--- START OF Data for the task ---

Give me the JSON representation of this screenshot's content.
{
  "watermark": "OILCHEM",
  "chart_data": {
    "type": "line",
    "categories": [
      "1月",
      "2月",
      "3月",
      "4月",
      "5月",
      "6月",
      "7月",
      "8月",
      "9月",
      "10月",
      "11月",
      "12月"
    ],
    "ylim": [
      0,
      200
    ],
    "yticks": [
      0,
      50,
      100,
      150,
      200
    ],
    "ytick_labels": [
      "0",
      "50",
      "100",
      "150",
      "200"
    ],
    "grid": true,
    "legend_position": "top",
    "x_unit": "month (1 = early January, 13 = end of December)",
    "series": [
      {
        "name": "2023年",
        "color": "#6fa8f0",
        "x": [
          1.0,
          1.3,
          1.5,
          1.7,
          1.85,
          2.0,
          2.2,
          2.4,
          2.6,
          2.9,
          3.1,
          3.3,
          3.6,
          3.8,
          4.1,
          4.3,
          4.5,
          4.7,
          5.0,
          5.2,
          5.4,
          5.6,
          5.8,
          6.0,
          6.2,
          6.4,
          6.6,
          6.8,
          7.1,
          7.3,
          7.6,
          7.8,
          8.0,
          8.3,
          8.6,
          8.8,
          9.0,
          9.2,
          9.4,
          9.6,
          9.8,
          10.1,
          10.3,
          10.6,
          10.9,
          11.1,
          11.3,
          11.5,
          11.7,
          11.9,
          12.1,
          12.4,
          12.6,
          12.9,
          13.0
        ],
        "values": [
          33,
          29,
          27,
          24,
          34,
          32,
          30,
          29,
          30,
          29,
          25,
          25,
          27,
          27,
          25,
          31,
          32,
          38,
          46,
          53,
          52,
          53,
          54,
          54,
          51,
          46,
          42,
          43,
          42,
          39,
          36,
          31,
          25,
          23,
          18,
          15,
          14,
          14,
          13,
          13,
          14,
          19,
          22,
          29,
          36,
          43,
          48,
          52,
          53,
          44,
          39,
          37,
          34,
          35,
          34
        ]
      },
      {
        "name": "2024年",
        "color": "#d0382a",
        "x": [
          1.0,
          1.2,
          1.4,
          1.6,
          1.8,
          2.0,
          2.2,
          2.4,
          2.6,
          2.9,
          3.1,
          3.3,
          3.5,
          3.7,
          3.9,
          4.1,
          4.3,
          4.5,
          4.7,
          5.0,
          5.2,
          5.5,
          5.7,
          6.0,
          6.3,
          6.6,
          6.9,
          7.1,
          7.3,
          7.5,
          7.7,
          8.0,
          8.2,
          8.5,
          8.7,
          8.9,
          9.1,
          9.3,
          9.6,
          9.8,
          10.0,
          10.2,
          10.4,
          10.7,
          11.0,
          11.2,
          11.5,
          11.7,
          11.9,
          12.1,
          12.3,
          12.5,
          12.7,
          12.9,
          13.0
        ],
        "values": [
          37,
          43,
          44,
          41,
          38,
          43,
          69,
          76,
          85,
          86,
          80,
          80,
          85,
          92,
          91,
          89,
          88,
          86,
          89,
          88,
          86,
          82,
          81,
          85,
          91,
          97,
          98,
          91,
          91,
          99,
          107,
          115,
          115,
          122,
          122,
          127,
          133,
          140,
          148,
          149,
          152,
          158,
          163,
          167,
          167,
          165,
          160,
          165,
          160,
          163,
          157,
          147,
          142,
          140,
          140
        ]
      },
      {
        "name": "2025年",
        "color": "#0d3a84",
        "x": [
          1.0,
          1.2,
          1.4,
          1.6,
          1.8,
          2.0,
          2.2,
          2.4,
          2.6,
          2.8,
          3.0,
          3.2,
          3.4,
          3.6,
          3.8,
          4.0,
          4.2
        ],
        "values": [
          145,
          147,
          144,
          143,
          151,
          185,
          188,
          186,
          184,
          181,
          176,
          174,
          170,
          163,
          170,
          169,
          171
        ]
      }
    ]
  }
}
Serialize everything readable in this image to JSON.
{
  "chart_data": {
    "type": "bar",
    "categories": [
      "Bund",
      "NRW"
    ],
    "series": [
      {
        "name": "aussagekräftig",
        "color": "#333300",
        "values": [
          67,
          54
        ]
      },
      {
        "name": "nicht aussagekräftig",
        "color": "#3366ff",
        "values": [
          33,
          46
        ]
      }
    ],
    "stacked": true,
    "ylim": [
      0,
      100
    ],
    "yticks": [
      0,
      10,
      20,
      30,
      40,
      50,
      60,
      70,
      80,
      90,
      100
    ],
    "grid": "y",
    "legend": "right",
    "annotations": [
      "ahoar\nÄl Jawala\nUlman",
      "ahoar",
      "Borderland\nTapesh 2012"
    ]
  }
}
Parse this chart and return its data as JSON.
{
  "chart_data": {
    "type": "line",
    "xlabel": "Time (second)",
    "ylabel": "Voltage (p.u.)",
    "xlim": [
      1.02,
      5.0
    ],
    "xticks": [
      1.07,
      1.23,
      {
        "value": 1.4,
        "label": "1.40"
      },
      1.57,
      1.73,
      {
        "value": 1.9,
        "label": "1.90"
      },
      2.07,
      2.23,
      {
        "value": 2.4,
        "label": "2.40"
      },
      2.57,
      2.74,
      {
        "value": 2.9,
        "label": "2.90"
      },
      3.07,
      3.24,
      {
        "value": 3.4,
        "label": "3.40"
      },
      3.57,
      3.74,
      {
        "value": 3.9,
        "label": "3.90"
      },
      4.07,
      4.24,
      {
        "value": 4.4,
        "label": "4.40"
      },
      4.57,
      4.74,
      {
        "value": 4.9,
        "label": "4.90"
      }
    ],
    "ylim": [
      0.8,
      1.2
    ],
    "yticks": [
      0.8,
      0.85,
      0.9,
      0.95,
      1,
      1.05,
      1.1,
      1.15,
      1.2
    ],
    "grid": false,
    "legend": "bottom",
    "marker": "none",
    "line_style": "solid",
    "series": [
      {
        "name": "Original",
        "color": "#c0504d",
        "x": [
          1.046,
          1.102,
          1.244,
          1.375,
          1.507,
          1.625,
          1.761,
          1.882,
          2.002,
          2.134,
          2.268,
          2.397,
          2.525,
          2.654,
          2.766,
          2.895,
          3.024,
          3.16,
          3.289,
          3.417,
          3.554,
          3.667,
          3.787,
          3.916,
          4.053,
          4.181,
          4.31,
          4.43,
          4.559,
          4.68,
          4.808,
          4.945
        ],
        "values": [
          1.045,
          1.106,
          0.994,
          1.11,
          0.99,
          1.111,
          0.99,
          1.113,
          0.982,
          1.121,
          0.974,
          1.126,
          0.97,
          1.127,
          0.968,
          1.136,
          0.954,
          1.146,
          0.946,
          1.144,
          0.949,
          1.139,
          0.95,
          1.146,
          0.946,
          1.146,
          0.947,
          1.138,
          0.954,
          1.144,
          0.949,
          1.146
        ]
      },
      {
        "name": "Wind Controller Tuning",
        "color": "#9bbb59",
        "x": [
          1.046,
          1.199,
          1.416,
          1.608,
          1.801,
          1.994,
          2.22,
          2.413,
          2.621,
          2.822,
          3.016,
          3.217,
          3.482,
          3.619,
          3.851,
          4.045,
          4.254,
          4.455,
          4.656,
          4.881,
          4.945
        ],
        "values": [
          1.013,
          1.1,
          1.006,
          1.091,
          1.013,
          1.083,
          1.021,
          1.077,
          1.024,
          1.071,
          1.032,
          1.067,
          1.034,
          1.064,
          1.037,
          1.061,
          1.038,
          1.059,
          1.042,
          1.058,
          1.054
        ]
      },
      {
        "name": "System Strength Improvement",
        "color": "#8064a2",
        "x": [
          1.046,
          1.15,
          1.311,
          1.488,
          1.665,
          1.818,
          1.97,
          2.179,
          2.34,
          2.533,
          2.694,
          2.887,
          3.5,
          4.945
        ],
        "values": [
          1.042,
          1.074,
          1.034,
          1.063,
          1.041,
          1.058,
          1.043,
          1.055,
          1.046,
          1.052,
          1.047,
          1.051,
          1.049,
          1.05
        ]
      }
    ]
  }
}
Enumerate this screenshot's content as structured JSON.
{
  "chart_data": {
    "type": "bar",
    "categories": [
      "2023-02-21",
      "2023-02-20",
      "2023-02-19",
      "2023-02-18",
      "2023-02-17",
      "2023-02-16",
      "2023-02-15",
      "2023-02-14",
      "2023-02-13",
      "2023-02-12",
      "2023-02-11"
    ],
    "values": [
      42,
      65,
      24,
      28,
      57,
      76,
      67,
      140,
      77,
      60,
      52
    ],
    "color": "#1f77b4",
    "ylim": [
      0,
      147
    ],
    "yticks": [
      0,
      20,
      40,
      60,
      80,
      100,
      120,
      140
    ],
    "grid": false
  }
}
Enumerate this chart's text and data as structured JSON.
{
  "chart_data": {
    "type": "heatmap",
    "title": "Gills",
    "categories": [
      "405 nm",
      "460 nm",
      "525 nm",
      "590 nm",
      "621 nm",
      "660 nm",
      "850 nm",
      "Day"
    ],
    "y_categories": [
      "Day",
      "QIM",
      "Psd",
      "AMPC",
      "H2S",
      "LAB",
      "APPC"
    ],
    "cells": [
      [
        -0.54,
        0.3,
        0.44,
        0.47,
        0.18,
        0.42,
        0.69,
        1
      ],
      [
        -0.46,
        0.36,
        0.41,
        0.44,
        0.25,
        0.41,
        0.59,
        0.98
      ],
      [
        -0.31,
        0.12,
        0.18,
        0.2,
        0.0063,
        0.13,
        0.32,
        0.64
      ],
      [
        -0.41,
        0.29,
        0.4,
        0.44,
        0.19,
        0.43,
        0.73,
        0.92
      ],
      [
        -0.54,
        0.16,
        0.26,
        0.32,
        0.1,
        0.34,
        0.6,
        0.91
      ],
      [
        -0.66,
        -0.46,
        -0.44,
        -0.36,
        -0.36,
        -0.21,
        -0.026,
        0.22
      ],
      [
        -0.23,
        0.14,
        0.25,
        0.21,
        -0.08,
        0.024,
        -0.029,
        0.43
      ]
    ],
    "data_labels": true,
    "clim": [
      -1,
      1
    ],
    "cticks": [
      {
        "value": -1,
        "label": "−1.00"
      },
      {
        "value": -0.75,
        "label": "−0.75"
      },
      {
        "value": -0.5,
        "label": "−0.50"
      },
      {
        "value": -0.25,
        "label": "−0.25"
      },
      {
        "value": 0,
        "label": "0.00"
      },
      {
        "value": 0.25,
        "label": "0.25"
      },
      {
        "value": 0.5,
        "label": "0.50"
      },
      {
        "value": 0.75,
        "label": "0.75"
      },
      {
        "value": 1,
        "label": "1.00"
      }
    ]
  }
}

--- END OF Data for the task ---

Only the number is wanted: how many lines in the preceding entries hold the string "grid"?

- **Final result**
4